___ Rows ___

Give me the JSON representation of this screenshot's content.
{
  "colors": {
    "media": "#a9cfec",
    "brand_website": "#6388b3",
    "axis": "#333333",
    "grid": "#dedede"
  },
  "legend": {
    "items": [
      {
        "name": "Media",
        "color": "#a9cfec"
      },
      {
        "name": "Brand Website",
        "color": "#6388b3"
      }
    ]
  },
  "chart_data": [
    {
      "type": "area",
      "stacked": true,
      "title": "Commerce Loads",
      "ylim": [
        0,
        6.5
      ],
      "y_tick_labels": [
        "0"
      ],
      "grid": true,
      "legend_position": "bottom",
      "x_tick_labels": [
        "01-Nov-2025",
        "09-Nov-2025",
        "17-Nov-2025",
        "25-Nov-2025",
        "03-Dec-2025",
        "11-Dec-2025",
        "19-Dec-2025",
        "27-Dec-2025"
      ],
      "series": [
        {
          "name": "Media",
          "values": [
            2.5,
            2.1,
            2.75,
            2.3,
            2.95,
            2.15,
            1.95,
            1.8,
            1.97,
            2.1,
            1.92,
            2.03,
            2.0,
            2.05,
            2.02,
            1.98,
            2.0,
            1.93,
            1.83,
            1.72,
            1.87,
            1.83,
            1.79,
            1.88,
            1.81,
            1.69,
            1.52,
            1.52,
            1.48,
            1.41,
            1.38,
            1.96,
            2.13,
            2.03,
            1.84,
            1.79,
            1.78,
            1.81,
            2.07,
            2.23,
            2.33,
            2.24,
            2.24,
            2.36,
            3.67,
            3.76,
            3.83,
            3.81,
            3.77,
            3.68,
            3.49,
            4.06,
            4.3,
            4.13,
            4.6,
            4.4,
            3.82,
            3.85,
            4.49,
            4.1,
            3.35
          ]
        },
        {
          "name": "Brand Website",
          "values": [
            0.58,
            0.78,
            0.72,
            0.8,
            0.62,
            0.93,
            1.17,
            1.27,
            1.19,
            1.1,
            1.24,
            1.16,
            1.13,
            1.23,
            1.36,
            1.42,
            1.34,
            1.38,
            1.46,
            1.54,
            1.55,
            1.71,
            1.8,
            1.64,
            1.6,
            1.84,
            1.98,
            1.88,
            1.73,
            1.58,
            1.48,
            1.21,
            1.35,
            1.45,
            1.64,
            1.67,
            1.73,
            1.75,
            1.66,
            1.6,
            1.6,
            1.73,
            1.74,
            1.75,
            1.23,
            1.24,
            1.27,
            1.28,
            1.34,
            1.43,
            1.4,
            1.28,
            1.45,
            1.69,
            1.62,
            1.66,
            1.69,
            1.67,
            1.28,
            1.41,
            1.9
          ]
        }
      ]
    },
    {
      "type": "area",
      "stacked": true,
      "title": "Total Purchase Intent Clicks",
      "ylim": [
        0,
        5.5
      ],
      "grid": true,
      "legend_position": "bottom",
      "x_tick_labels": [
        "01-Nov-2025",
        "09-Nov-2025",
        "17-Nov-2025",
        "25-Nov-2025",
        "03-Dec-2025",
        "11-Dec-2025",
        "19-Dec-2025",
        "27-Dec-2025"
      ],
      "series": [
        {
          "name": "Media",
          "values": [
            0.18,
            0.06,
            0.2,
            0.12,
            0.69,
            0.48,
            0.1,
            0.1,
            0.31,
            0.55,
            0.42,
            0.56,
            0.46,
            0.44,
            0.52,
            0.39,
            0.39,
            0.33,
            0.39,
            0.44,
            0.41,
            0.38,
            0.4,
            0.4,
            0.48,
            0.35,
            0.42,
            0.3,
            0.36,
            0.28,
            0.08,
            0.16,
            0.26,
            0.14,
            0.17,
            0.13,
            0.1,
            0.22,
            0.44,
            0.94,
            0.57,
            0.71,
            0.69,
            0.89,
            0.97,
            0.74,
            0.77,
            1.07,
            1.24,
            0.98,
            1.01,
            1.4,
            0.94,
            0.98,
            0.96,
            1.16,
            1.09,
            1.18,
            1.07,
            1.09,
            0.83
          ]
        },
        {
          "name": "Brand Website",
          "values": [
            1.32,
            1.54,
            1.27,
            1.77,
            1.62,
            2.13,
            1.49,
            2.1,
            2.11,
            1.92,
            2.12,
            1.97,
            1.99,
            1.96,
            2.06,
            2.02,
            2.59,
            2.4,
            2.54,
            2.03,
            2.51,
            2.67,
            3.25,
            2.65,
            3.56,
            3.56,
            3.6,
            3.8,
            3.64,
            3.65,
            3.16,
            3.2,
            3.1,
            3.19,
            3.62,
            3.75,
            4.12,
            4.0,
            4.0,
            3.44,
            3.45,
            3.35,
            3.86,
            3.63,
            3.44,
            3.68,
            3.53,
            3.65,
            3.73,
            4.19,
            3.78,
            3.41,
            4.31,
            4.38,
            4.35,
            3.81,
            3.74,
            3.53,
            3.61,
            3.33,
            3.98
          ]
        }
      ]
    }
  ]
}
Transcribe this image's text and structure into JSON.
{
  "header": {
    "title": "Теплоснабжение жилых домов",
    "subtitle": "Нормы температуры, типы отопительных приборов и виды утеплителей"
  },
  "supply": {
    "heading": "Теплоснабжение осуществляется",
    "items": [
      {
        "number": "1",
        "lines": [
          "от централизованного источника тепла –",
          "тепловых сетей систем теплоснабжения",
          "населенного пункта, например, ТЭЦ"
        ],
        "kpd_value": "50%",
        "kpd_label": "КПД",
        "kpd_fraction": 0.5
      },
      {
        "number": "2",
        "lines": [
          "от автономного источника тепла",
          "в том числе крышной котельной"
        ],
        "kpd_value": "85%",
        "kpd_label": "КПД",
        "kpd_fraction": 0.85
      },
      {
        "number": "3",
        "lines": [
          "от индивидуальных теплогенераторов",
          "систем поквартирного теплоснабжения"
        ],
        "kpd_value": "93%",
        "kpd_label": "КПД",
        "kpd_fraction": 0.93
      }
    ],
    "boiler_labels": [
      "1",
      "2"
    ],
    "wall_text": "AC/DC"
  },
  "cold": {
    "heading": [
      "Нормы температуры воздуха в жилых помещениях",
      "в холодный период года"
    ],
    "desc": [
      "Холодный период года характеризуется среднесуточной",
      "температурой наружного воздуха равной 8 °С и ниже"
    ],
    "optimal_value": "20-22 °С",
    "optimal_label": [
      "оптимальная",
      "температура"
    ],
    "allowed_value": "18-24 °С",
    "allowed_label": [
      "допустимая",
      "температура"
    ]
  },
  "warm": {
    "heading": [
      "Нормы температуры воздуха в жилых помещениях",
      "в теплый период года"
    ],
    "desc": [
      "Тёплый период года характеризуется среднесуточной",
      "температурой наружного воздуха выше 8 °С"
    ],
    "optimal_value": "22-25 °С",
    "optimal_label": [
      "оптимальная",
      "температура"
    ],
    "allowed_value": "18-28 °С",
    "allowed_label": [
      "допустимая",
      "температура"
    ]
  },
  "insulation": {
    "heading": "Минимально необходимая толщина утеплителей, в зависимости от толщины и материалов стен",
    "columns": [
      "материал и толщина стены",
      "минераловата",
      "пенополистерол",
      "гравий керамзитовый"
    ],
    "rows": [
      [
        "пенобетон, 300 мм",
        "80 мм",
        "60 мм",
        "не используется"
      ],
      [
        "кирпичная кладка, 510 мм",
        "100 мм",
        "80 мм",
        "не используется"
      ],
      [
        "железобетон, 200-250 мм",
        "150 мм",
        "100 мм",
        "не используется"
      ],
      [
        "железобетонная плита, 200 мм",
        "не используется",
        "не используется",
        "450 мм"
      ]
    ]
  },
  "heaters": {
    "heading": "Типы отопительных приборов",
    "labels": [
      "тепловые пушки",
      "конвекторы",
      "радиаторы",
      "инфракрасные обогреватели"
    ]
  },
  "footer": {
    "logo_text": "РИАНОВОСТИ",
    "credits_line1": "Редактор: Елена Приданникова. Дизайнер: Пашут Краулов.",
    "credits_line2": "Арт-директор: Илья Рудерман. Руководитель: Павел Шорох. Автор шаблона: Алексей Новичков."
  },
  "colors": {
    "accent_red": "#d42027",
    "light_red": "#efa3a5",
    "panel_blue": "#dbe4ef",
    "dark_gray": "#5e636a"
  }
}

___

_The problem_.
Extract every line containing the string "период" from the data above.

_Exercise output_.
      "в холодный период года"
      "Холодный период года характеризуется среднесуточной",
      "в теплый период года"
      "Тёплый период года характеризуется среднесуточной",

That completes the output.